*EXERCISE DIRECTIONS*
Extract all lines in the data that contain the word "They".
*** MATERIAL PROVIDED Section Begins ***
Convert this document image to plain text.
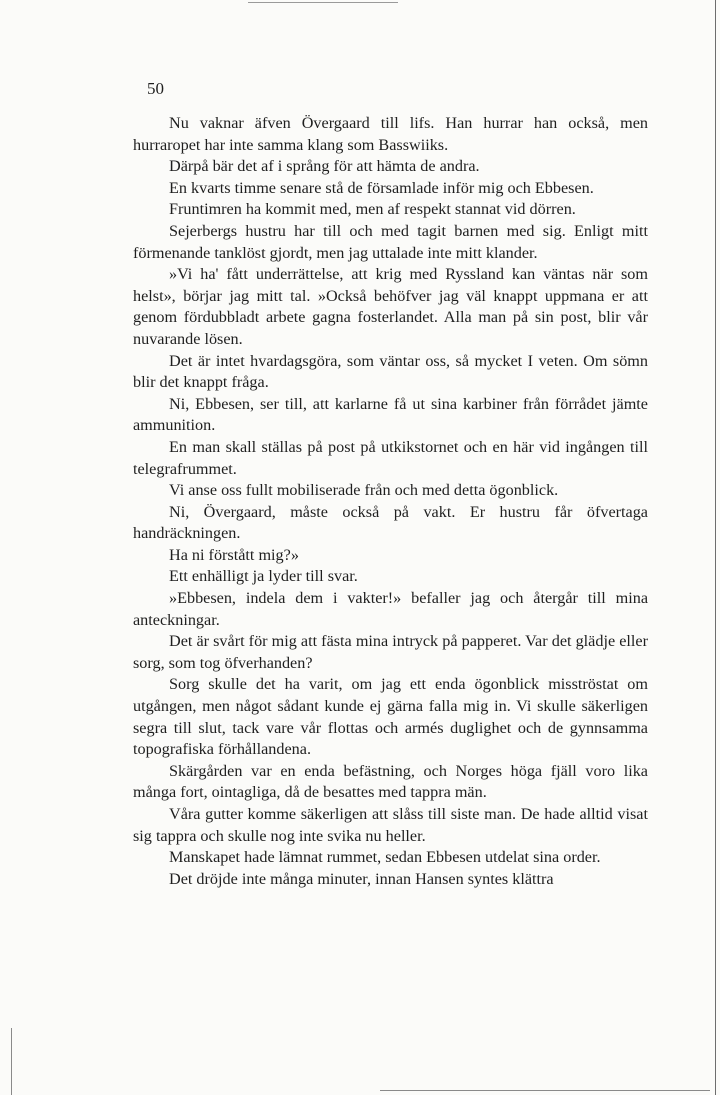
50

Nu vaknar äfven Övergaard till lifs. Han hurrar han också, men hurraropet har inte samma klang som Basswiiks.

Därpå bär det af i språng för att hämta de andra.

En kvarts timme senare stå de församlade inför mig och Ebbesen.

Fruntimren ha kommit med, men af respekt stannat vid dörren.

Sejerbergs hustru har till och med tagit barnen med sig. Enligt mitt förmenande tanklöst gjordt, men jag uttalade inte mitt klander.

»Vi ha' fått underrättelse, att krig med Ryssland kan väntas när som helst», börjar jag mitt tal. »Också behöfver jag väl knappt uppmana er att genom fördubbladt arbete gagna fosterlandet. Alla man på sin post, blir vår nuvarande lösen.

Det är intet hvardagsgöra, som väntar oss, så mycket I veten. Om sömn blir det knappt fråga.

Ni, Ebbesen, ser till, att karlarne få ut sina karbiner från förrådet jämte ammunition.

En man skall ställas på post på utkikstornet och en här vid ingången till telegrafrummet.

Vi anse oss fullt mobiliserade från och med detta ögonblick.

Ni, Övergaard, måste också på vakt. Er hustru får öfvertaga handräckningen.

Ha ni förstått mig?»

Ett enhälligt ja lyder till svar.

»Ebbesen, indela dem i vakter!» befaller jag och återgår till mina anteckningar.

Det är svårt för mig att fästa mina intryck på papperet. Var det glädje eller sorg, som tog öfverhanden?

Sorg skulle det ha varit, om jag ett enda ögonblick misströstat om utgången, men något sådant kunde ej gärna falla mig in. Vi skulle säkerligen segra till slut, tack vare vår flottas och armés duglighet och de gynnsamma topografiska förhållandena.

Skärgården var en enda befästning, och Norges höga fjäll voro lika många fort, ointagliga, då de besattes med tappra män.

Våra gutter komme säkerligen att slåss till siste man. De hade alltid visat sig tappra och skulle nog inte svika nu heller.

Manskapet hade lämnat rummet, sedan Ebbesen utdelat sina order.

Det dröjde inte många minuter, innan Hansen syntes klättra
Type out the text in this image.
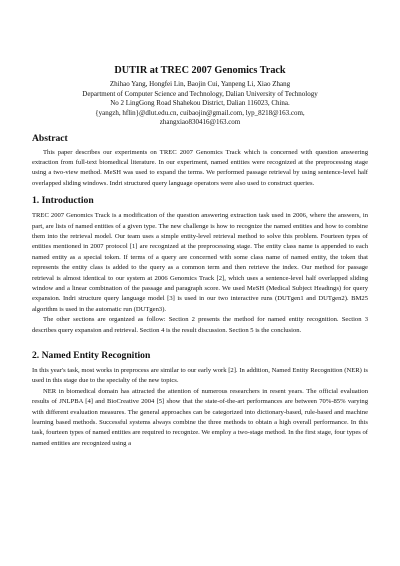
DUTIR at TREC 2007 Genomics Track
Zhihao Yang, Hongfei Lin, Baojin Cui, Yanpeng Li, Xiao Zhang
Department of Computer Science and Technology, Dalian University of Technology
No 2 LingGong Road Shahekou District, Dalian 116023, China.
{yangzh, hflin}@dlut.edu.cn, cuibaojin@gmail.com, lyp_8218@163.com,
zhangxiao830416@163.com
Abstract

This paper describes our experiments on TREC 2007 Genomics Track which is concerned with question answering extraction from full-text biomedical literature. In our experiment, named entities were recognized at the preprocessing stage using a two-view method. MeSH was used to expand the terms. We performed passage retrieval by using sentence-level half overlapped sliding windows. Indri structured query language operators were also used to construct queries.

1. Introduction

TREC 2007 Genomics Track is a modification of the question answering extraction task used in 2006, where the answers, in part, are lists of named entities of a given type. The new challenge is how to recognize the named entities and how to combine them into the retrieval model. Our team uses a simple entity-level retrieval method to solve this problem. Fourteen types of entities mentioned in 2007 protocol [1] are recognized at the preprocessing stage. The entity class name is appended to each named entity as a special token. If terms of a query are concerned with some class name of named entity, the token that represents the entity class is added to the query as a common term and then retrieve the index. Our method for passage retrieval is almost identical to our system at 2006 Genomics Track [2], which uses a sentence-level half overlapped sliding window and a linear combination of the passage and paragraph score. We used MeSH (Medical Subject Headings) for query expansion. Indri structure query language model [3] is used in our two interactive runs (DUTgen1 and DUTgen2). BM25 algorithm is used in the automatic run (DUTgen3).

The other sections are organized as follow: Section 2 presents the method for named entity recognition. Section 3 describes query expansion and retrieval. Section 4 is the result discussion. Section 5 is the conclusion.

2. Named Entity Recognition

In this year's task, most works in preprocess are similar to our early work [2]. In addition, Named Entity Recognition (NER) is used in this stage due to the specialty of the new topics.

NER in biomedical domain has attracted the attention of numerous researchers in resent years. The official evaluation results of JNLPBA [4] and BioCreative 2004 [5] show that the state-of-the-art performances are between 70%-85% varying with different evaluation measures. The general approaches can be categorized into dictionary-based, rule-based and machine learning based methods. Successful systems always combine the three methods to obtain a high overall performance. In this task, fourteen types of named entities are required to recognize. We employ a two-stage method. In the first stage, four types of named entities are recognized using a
*** MATERIAL PROVIDED Section Ends ***
*** MATERIAL PROVIDED Section Begins ***
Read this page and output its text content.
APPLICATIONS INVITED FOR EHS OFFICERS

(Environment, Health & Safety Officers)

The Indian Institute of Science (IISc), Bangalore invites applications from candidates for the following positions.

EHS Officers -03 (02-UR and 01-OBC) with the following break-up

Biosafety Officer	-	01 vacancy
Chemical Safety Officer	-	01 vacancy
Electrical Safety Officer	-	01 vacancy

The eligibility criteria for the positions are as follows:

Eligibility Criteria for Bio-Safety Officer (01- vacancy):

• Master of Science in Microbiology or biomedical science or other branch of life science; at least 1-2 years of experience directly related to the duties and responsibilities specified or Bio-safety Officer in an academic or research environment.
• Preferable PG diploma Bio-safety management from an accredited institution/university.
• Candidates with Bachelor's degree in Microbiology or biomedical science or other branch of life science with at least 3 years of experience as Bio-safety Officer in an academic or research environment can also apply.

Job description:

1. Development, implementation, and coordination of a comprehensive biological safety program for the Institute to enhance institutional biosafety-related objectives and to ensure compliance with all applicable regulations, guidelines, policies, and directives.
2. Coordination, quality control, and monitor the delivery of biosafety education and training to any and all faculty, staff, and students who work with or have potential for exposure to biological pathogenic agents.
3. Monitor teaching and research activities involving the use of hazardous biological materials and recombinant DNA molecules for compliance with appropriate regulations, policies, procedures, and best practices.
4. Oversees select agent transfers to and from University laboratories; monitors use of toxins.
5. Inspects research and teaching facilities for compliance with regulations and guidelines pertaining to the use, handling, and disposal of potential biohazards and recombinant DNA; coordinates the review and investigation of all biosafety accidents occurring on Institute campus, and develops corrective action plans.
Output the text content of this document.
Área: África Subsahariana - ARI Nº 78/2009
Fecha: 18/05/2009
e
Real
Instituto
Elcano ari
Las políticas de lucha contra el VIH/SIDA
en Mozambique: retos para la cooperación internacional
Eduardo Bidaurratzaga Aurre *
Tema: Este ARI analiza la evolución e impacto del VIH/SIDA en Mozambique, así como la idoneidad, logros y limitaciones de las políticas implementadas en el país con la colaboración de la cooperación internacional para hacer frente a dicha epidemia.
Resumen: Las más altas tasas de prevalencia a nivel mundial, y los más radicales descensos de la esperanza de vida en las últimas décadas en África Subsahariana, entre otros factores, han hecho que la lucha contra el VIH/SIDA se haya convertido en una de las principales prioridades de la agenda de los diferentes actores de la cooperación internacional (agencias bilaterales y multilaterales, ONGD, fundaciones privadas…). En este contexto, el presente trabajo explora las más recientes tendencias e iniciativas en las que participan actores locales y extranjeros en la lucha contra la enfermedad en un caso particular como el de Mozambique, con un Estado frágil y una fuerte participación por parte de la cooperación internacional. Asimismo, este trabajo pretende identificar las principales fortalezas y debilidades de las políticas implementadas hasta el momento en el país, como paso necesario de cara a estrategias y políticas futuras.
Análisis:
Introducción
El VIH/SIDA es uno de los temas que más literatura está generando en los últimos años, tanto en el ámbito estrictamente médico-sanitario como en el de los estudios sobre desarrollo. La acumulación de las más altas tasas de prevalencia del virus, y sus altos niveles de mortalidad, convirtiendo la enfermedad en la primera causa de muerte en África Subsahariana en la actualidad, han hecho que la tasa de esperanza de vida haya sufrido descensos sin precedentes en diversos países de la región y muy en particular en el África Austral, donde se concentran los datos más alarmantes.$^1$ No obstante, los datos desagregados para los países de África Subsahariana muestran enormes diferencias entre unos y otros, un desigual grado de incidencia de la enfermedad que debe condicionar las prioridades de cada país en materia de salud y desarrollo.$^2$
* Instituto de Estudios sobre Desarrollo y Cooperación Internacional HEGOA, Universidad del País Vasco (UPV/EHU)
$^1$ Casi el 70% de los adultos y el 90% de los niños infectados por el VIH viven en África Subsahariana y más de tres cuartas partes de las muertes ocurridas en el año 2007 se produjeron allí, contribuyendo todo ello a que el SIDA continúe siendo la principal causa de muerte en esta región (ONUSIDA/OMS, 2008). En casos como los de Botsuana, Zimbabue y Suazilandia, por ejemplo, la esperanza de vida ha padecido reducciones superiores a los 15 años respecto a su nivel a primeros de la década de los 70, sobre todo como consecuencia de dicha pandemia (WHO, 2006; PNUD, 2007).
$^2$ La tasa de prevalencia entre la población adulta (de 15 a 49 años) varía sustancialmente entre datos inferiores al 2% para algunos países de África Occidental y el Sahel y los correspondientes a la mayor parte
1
*** MATERIAL PROVIDED Section Ends ***
*** MATERIAL PROVIDED Section Begins ***
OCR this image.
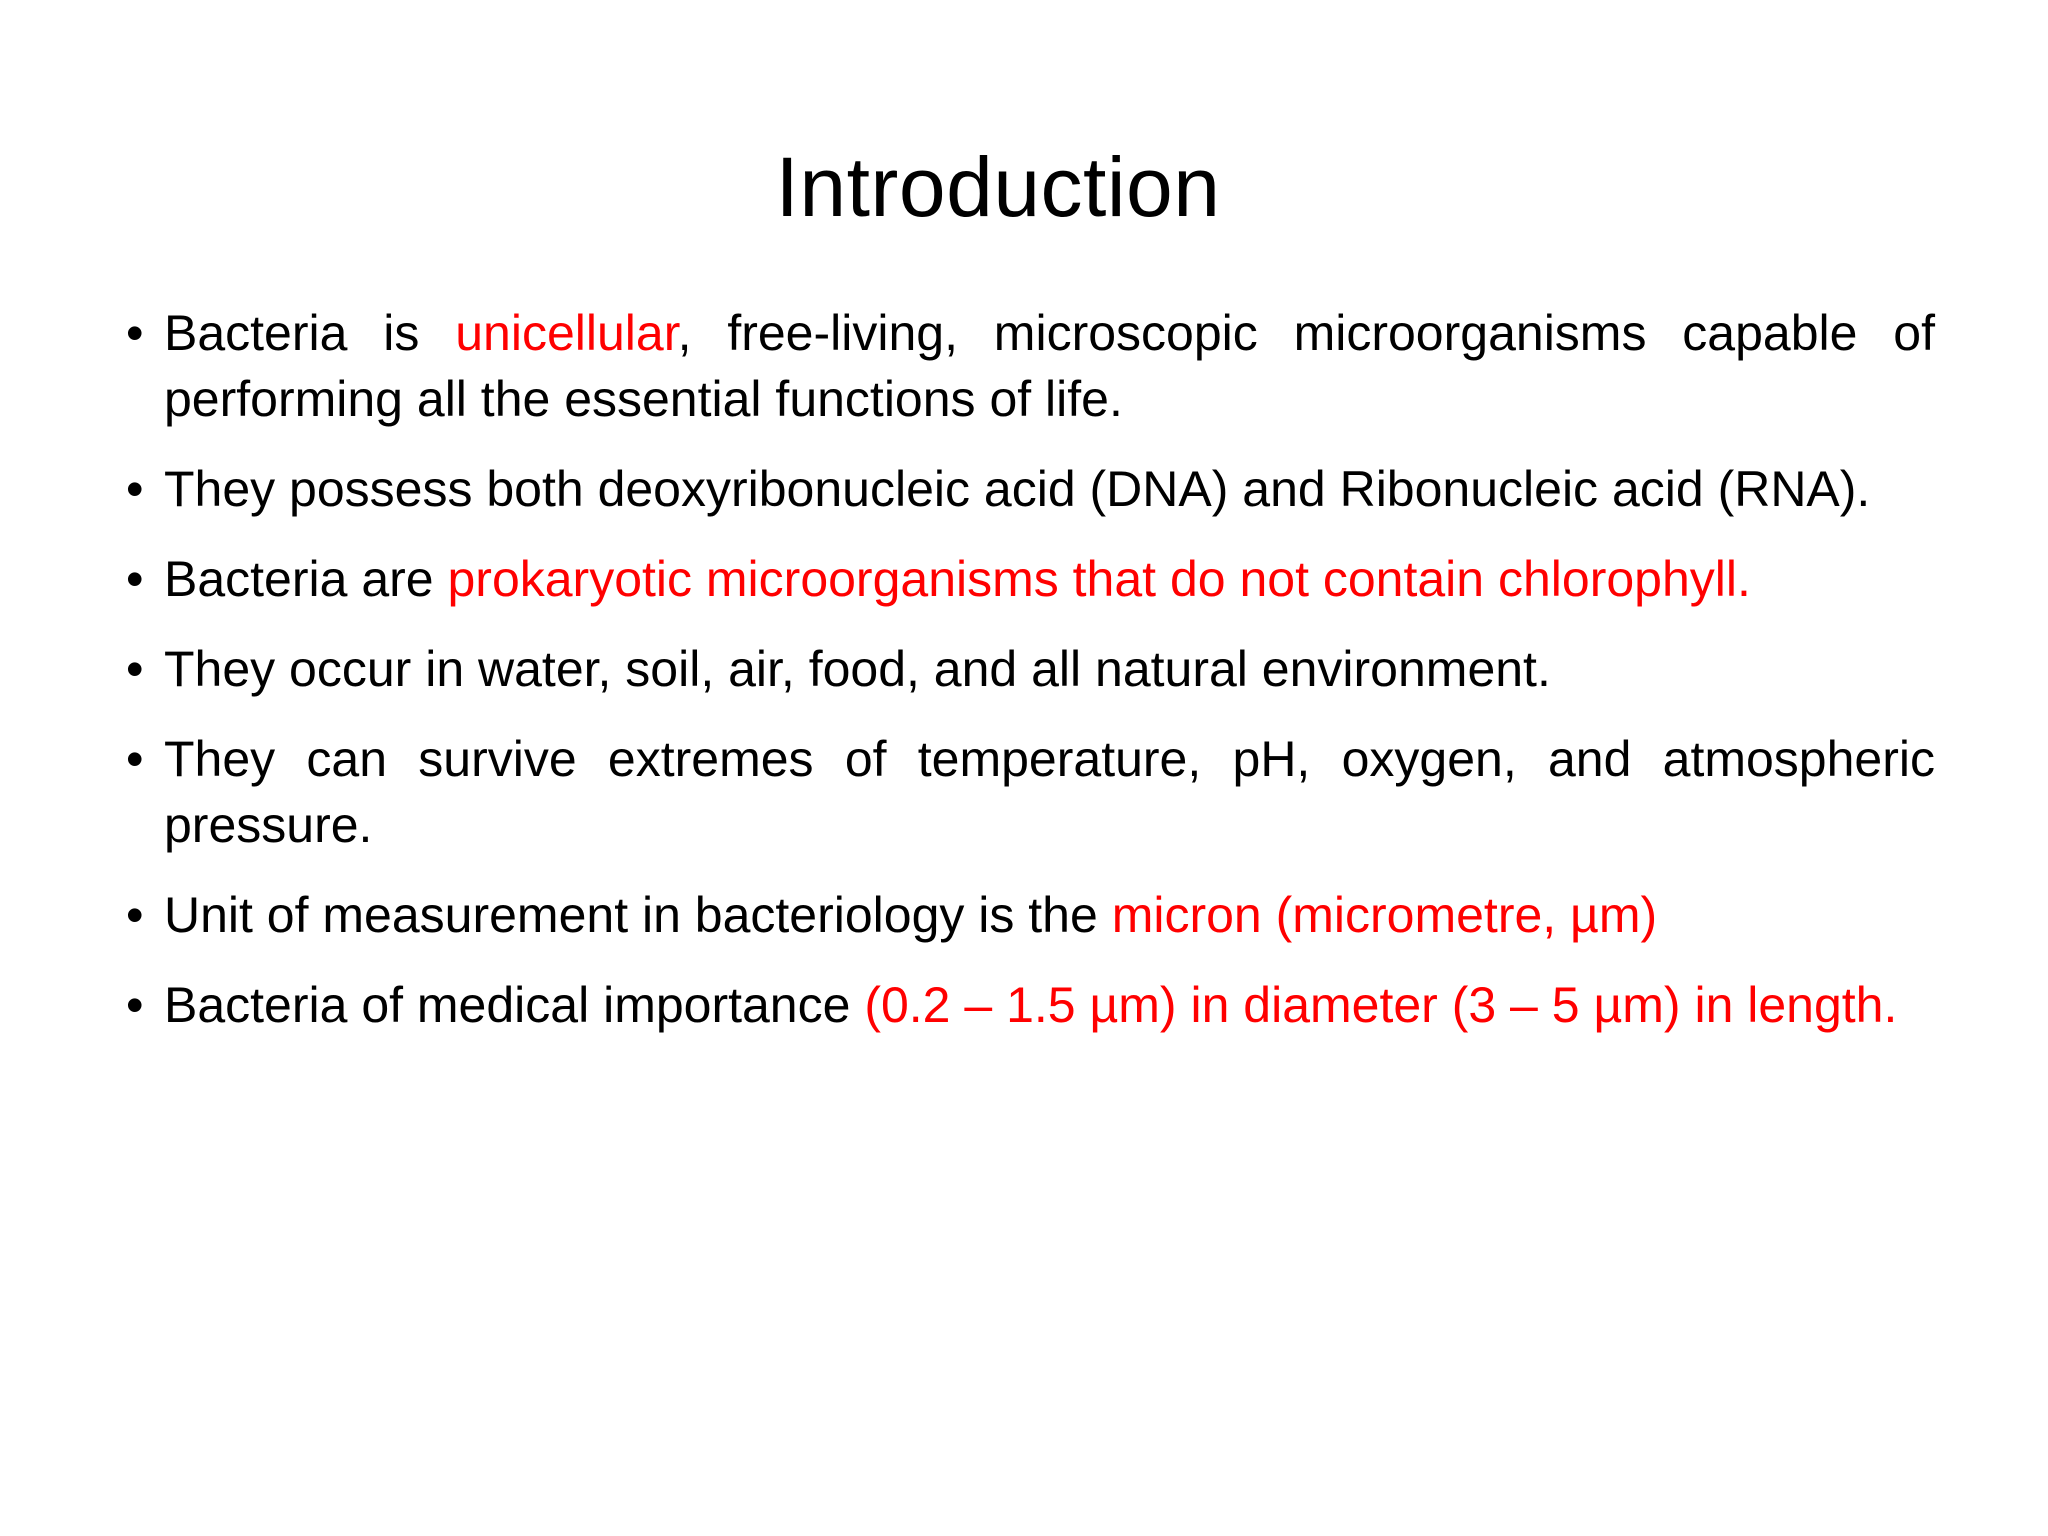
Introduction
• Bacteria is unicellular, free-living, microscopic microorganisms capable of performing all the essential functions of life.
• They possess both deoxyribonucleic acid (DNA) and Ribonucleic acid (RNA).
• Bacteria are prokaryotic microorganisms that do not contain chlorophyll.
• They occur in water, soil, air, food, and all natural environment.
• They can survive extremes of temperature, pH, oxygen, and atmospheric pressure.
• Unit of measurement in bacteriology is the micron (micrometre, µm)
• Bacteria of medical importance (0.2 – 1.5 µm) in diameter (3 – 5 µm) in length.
*** MATERIAL PROVIDED Section Ends ***
*OUTPUT FOR THIS TASK*
• They possess both deoxyribonucleic acid (DNA) and Ribonucleic acid (RNA).
• They occur in water, soil, air, food, and all natural environment.
• They can survive extremes of temperature, pH, oxygen, and atmospheric pressure.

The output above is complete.